DATASET EXTRACT:
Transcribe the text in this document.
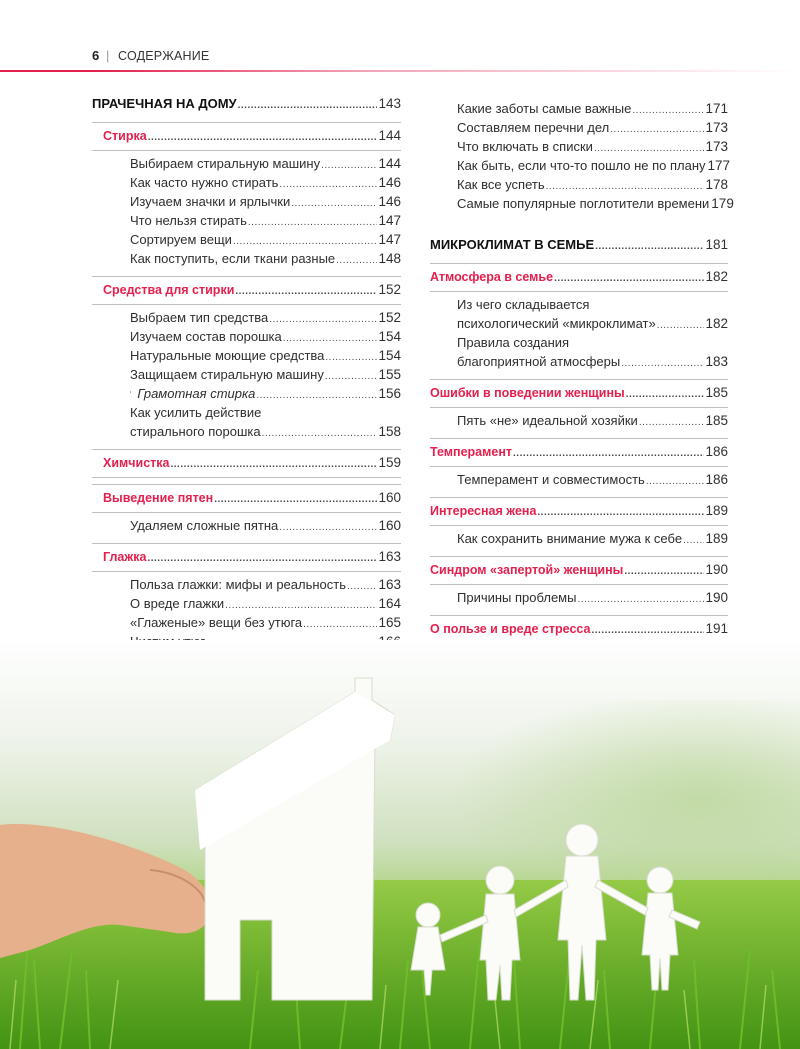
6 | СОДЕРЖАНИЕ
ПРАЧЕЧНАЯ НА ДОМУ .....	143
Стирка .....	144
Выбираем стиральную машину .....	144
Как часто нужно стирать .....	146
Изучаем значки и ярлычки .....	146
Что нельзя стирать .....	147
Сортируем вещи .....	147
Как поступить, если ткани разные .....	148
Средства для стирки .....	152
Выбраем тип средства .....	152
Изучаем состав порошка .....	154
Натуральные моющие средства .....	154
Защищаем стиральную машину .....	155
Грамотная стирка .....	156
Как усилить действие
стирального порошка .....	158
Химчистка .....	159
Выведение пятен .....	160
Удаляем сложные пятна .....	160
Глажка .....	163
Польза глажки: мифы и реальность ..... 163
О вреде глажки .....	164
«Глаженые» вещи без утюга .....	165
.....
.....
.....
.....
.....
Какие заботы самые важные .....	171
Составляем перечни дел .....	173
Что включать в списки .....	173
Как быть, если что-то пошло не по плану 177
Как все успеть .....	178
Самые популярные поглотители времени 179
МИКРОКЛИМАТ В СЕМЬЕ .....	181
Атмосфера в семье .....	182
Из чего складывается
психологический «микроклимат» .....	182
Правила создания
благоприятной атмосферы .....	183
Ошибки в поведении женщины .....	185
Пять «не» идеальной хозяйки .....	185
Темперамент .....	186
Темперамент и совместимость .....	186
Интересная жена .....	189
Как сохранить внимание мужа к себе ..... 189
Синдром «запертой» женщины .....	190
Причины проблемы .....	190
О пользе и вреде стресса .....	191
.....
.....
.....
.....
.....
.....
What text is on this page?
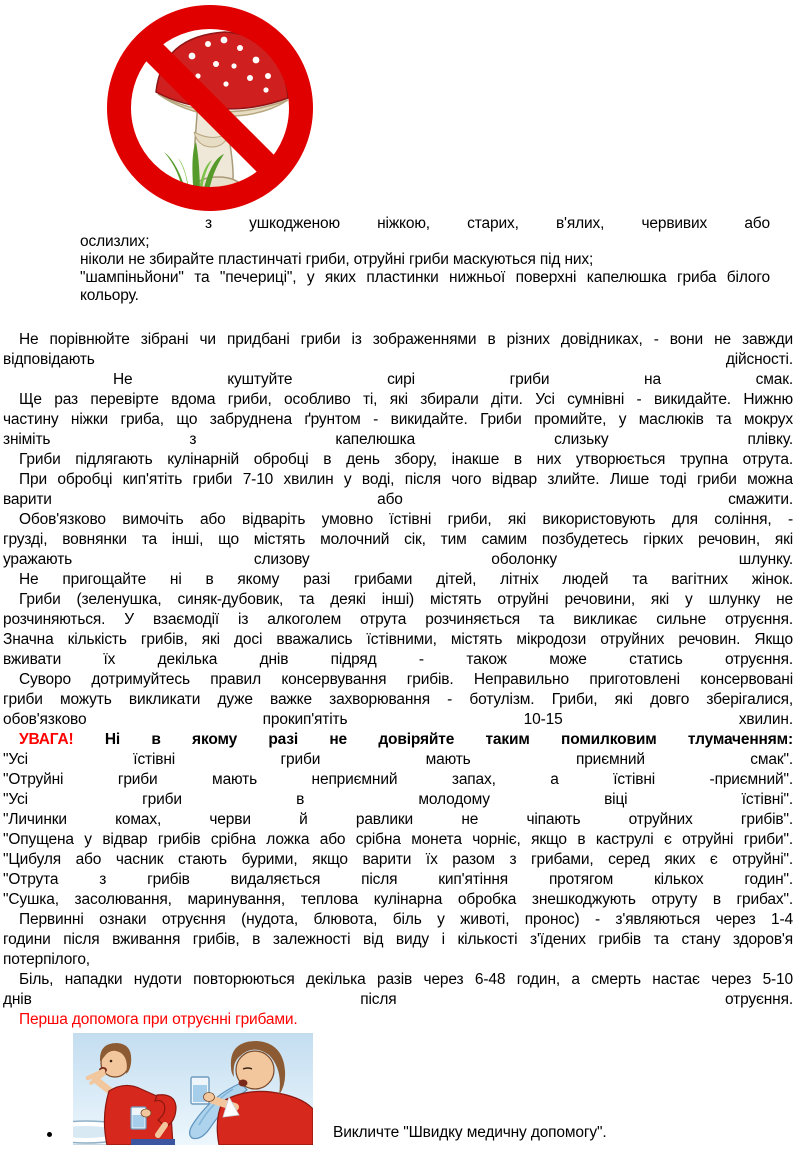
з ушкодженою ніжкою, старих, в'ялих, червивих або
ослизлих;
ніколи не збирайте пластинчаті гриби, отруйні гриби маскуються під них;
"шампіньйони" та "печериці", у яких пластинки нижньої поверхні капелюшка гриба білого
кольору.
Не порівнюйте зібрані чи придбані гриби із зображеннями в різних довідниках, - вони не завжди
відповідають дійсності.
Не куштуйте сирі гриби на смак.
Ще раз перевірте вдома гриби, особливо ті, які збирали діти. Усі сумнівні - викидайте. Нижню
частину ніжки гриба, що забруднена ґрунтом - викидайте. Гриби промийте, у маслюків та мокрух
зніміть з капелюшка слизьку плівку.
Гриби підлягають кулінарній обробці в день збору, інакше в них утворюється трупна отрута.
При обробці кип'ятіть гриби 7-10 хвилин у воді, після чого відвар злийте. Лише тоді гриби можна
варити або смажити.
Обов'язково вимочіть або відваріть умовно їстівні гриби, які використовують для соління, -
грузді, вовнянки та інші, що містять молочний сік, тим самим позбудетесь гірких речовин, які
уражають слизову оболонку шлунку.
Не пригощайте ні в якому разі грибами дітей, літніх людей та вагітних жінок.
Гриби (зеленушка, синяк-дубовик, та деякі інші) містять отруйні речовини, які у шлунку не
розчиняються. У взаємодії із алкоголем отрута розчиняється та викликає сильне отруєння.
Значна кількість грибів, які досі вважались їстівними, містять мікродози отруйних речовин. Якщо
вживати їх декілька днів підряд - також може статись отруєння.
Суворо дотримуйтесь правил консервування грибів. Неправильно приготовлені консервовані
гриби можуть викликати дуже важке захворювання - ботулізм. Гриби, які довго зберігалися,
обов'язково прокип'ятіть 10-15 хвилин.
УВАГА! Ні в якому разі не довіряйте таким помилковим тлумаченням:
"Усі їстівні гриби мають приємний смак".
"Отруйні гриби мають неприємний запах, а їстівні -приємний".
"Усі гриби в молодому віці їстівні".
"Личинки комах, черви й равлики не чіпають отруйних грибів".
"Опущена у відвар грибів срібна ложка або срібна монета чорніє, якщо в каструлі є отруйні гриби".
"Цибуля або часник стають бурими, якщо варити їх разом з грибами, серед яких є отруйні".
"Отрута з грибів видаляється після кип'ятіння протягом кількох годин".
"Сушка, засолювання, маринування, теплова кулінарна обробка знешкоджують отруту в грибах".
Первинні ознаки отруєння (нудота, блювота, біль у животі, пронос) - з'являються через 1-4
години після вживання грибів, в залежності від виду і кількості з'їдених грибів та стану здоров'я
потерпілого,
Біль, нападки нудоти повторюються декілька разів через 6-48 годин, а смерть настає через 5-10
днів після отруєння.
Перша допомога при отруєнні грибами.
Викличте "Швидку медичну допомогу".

WHAT THE TASK REQUIRES: Quote in full the listing given above; the images are to be left out.

EXERCISE RESPONSE:
Transcribe the text in this document.
6 | СОДЕРЖАНИЕ
ПРАЧЕЧНАЯ НА ДОМУ .....	143
Стирка .....	144
Выбираем стиральную машину .....	144
Как часто нужно стирать .....	146
Изучаем значки и ярлычки .....	146
Что нельзя стирать .....	147
Сортируем вещи .....	147
Как поступить, если ткани разные .....	148
Средства для стирки .....	152
Выбраем тип средства .....	152
Изучаем состав порошка .....	154
Натуральные моющие средства .....	154
Защищаем стиральную машину .....	155
Грамотная стирка .....	156
Как усилить действие
стирального порошка .....	158
Химчистка .....	159
Выведение пятен .....	160
Удаляем сложные пятна .....	160
Глажка .....	163
Польза глажки: мифы и реальность ..... 163
О вреде глажки .....	164
«Глаженые» вещи без утюга .....	165
.....
.....
.....
.....
.....
Какие заботы самые важные .....	171
Составляем перечни дел .....	173
Что включать в списки .....	173
Как быть, если что-то пошло не по плану 177
Как все успеть .....	178
Самые популярные поглотители времени 179
МИКРОКЛИМАТ В СЕМЬЕ .....	181
Атмосфера в семье .....	182
Из чего складывается
психологический «микроклимат» .....	182
Правила создания
благоприятной атмосферы .....	183
Ошибки в поведении женщины .....	185
Пять «не» идеальной хозяйки .....	185
Темперамент .....	186
Темперамент и совместимость .....	186
Интересная жена .....	189
Как сохранить внимание мужа к себе ..... 189
Синдром «запертой» женщины .....	190
Причины проблемы .....	190
О пользе и вреде стресса .....	191
.....
.....
.....
.....
.....
.....
What text is on this page?
з ушкодженою ніжкою, старих, в'ялих, червивих або
ослизлих;
ніколи не збирайте пластинчаті гриби, отруйні гриби маскуються під них;
"шампіньйони" та "печериці", у яких пластинки нижньої поверхні капелюшка гриба білого
кольору.
Не порівнюйте зібрані чи придбані гриби із зображеннями в різних довідниках, - вони не завжди
відповідають дійсності.
Не куштуйте сирі гриби на смак.
Ще раз перевірте вдома гриби, особливо ті, які збирали діти. Усі сумнівні - викидайте. Нижню
частину ніжки гриба, що забруднена ґрунтом - викидайте. Гриби промийте, у маслюків та мокрух
зніміть з капелюшка слизьку плівку.
Гриби підлягають кулінарній обробці в день збору, інакше в них утворюється трупна отрута.
При обробці кип'ятіть гриби 7-10 хвилин у воді, після чого відвар злийте. Лише тоді гриби можна
варити або смажити.
Обов'язково вимочіть або відваріть умовно їстівні гриби, які використовують для соління, -
грузді, вовнянки та інші, що містять молочний сік, тим самим позбудетесь гірких речовин, які
уражають слизову оболонку шлунку.
Не пригощайте ні в якому разі грибами дітей, літніх людей та вагітних жінок.
Гриби (зеленушка, синяк-дубовик, та деякі інші) містять отруйні речовини, які у шлунку не
розчиняються. У взаємодії із алкоголем отрута розчиняється та викликає сильне отруєння.
Значна кількість грибів, які досі вважались їстівними, містять мікродози отруйних речовин. Якщо
вживати їх декілька днів підряд - також може статись отруєння.
Суворо дотримуйтесь правил консервування грибів. Неправильно приготовлені консервовані
гриби можуть викликати дуже важке захворювання - ботулізм. Гриби, які довго зберігалися,
обов'язково прокип'ятіть 10-15 хвилин.
УВАГА! Ні в якому разі не довіряйте таким помилковим тлумаченням:
"Усі їстівні гриби мають приємний смак".
"Отруйні гриби мають неприємний запах, а їстівні -приємний".
"Усі гриби в молодому віці їстівні".
"Личинки комах, черви й равлики не чіпають отруйних грибів".
"Опущена у відвар грибів срібна ложка або срібна монета чорніє, якщо в каструлі є отруйні гриби".
"Цибуля або часник стають бурими, якщо варити їх разом з грибами, серед яких є отруйні".
"Отрута з грибів видаляється після кип'ятіння протягом кількох годин".
"Сушка, засолювання, маринування, теплова кулінарна обробка знешкоджують отруту в грибах".
Первинні ознаки отруєння (нудота, блювота, біль у животі, пронос) - з'являються через 1-4
години після вживання грибів, в залежності від виду і кількості з'їдених грибів та стану здоров'я
потерпілого,
Біль, нападки нудоти повторюються декілька разів через 6-48 годин, а смерть настає через 5-10
днів після отруєння.
Перша допомога при отруєнні грибами.
Викличте "Швидку медичну допомогу".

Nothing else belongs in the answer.